Element and coordinate rows
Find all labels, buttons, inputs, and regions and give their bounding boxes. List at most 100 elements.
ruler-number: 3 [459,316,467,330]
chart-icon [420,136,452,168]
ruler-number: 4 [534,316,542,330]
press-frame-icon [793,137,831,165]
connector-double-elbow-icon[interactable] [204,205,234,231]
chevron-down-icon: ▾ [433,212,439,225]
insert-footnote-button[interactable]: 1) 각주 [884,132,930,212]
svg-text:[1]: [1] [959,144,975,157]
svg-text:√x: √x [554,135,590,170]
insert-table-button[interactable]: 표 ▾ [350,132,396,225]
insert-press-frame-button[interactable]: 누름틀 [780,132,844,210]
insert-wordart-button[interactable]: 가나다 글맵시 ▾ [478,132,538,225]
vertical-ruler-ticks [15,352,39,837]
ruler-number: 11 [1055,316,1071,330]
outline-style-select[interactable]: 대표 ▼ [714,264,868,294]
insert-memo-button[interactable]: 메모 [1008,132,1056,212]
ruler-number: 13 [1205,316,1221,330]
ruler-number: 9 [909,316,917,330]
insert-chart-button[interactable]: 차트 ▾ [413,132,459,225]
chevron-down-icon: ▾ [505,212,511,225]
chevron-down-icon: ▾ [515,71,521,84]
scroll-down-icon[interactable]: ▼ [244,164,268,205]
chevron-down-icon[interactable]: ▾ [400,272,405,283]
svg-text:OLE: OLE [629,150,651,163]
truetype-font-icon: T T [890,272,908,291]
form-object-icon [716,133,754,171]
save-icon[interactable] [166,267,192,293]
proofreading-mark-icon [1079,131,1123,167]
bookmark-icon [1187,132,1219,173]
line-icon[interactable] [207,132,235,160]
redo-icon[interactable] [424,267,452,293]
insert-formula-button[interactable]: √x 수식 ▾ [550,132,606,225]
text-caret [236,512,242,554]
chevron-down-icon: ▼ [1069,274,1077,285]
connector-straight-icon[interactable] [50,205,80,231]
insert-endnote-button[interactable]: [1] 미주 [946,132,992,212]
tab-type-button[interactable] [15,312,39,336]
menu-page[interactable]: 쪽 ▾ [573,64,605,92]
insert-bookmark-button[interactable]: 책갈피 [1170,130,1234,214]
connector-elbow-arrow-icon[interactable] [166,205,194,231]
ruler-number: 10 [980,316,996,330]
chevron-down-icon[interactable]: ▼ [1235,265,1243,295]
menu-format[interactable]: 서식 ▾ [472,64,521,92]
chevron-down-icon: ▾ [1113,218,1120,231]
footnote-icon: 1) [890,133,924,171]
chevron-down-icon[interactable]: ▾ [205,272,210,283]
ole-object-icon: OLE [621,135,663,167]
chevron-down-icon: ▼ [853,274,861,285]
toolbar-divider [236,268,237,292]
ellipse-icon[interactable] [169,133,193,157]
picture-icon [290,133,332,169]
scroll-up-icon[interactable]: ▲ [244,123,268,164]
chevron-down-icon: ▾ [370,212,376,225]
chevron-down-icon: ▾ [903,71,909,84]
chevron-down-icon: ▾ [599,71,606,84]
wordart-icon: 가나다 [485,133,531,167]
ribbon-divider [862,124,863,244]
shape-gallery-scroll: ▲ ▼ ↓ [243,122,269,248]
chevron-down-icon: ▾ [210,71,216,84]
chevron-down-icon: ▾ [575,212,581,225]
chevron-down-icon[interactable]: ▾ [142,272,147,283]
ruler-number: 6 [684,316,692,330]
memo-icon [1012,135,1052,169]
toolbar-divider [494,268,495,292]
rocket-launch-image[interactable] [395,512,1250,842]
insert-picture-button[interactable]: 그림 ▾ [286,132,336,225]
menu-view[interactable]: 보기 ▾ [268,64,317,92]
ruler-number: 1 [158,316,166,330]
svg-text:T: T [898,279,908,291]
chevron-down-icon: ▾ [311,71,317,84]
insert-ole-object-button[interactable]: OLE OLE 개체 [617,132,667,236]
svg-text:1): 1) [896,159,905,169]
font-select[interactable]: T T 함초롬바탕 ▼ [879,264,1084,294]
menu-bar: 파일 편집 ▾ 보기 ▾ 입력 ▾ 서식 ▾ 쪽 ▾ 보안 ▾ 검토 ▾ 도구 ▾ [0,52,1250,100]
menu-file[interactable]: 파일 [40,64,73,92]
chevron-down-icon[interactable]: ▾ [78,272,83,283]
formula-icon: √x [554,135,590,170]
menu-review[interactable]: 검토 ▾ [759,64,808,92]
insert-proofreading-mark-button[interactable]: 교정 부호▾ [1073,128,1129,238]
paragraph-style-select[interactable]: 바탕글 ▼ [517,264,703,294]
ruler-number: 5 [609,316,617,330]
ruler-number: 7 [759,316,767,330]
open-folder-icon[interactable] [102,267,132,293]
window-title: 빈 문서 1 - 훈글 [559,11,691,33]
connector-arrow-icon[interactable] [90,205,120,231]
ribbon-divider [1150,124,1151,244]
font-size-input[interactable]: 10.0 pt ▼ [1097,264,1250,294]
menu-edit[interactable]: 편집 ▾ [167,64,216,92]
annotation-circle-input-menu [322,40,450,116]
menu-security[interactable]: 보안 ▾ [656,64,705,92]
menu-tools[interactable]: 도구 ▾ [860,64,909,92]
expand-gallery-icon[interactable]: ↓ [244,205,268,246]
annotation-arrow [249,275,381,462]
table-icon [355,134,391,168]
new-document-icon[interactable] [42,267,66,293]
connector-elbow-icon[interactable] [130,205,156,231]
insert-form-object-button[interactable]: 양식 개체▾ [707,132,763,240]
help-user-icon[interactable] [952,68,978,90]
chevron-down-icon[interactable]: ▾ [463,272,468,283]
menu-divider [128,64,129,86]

**Task instructions**
Give everything from the start of the rows down to the line containing "insert-table-button[interactable]: 표 ▾", both ends included, as a JSON list of strings with one string per line and blank lines left out.

**Result**
[
  "Find all labels, buttons, inputs, and regions and give their bounding boxes. List at most 100 elements.",
  "ruler-number: 3 [459,316,467,330]",
  "chart-icon [420,136,452,168]",
  "ruler-number: 4 [534,316,542,330]",
  "press-frame-icon [793,137,831,165]",
  "connector-double-elbow-icon[interactable] [204,205,234,231]",
  "chevron-down-icon: ▾ [433,212,439,225]",
  "insert-footnote-button[interactable]: 1) 각주 [884,132,930,212]",
  "svg-text:[1]: [1] [959,144,975,157]",
  "svg-text:√x: √x [554,135,590,170]",
  "insert-table-button[interactable]: 표 ▾ [350,132,396,225]"
]